Task requirements: Rewrite the rows below, putting "Directory name" wherever "Folder name" occurs and keeping everything else identical.

Layout dataset entries:
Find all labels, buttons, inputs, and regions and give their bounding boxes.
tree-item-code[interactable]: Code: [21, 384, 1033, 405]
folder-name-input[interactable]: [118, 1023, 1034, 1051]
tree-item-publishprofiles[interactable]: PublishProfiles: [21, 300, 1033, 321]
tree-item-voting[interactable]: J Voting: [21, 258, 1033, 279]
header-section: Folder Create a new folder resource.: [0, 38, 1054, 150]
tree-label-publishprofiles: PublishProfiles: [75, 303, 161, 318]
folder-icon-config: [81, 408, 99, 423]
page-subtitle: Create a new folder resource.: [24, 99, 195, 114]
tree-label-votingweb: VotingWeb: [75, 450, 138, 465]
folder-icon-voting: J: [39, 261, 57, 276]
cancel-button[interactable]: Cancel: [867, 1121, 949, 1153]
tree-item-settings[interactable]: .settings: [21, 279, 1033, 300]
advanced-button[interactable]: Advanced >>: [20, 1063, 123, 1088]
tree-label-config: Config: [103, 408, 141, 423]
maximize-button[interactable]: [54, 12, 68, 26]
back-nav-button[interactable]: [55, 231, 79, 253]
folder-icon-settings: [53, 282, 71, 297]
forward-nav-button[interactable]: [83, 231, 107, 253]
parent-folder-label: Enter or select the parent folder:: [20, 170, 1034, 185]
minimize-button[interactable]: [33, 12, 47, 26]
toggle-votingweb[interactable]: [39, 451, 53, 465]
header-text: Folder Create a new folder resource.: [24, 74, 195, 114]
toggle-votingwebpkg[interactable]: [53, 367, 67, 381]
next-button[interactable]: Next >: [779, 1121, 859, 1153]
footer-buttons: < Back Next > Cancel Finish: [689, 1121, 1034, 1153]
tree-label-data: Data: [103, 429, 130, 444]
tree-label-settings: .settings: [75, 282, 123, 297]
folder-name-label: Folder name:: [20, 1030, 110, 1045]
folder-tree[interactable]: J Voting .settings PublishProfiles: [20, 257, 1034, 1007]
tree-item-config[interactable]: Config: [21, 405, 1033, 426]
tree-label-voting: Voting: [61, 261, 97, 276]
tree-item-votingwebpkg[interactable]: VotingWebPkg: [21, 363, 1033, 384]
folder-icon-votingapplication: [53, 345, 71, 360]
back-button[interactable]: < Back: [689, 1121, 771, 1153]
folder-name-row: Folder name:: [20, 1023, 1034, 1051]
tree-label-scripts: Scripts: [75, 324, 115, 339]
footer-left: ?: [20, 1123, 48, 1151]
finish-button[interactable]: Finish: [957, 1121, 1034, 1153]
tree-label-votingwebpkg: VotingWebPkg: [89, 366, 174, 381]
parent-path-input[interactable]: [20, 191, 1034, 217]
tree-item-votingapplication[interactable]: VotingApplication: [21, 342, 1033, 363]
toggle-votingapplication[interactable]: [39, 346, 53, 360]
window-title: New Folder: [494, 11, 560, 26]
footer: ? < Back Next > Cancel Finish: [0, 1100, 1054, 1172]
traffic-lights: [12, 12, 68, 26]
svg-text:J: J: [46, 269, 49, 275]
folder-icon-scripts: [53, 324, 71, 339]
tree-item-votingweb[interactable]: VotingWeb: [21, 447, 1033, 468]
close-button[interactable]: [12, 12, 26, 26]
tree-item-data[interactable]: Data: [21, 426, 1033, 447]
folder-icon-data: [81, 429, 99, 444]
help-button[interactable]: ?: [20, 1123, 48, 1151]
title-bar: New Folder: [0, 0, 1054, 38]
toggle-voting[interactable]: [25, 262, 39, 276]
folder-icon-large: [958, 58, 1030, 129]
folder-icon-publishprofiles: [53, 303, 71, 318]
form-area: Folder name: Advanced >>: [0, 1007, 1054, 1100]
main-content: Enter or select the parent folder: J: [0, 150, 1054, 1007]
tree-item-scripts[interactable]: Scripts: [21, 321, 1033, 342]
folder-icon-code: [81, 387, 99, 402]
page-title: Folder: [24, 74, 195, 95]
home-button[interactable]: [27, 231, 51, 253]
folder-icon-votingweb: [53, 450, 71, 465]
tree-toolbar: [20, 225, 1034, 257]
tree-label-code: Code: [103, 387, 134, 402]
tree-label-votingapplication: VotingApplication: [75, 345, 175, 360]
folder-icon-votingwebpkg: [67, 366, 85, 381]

Response:
Find all labels, buttons, inputs, and regions and give their bounding boxes.
tree-item-code[interactable]: Code: [21, 384, 1033, 405]
folder-name-input[interactable]: [118, 1023, 1034, 1051]
tree-item-publishprofiles[interactable]: PublishProfiles: [21, 300, 1033, 321]
tree-item-voting[interactable]: J Voting: [21, 258, 1033, 279]
header-section: Folder Create a new folder resource.: [0, 38, 1054, 150]
tree-label-publishprofiles: PublishProfiles: [75, 303, 161, 318]
folder-icon-config: [81, 408, 99, 423]
page-subtitle: Create a new folder resource.: [24, 99, 195, 114]
tree-label-votingweb: VotingWeb: [75, 450, 138, 465]
folder-icon-voting: J: [39, 261, 57, 276]
cancel-button[interactable]: Cancel: [867, 1121, 949, 1153]
tree-item-settings[interactable]: .settings: [21, 279, 1033, 300]
advanced-button[interactable]: Advanced >>: [20, 1063, 123, 1088]
tree-label-config: Config: [103, 408, 141, 423]
maximize-button[interactable]: [54, 12, 68, 26]
back-nav-button[interactable]: [55, 231, 79, 253]
folder-icon-settings: [53, 282, 71, 297]
forward-nav-button[interactable]: [83, 231, 107, 253]
parent-folder-label: Enter or select the parent folder:: [20, 170, 1034, 185]
minimize-button[interactable]: [33, 12, 47, 26]
toggle-votingweb[interactable]: [39, 451, 53, 465]
header-text: Folder Create a new folder resource.: [24, 74, 195, 114]
toggle-votingwebpkg[interactable]: [53, 367, 67, 381]
next-button[interactable]: Next >: [779, 1121, 859, 1153]
footer-buttons: < Back Next > Cancel Finish: [689, 1121, 1034, 1153]
tree-label-data: Data: [103, 429, 130, 444]
tree-label-settings: .settings: [75, 282, 123, 297]
folder-name-label: Directory name:: [20, 1030, 110, 1045]
folder-tree[interactable]: J Voting .settings PublishProfiles: [20, 257, 1034, 1007]
tree-item-config[interactable]: Config: [21, 405, 1033, 426]
tree-label-voting: Voting: [61, 261, 97, 276]
tree-item-votingwebpkg[interactable]: VotingWebPkg: [21, 363, 1033, 384]
folder-icon-votingapplication: [53, 345, 71, 360]
back-button[interactable]: < Back: [689, 1121, 771, 1153]
folder-name-row: Directory name:: [20, 1023, 1034, 1051]
tree-label-scripts: Scripts: [75, 324, 115, 339]
footer-left: ?: [20, 1123, 48, 1151]
finish-button[interactable]: Finish: [957, 1121, 1034, 1153]
tree-label-votingwebpkg: VotingWebPkg: [89, 366, 174, 381]
parent-path-input[interactable]: [20, 191, 1034, 217]
tree-item-votingapplication[interactable]: VotingApplication: [21, 342, 1033, 363]
toggle-votingapplication[interactable]: [39, 346, 53, 360]
window-title: New Folder: [494, 11, 560, 26]
footer: ? < Back Next > Cancel Finish: [0, 1100, 1054, 1172]
traffic-lights: [12, 12, 68, 26]
svg-text:J: J: [46, 269, 49, 275]
folder-icon-scripts: [53, 324, 71, 339]
tree-item-votingweb[interactable]: VotingWeb: [21, 447, 1033, 468]
close-button[interactable]: [12, 12, 26, 26]
tree-item-data[interactable]: Data: [21, 426, 1033, 447]
folder-icon-data: [81, 429, 99, 444]
help-button[interactable]: ?: [20, 1123, 48, 1151]
title-bar: New Folder: [0, 0, 1054, 38]
toggle-voting[interactable]: [25, 262, 39, 276]
folder-icon-large: [958, 58, 1030, 129]
folder-icon-publishprofiles: [53, 303, 71, 318]
form-area: Directory name: Advanced >>: [0, 1007, 1054, 1100]
main-content: Enter or select the parent folder: J: [0, 150, 1054, 1007]
tree-item-scripts[interactable]: Scripts: [21, 321, 1033, 342]
folder-icon-code: [81, 387, 99, 402]
page-title: Folder: [24, 74, 195, 95]
home-button[interactable]: [27, 231, 51, 253]
folder-icon-votingweb: [53, 450, 71, 465]
tree-toolbar: [20, 225, 1034, 257]
tree-label-code: Code: [103, 387, 134, 402]
tree-label-votingapplication: VotingApplication: [75, 345, 175, 360]
folder-icon-votingwebpkg: [67, 366, 85, 381]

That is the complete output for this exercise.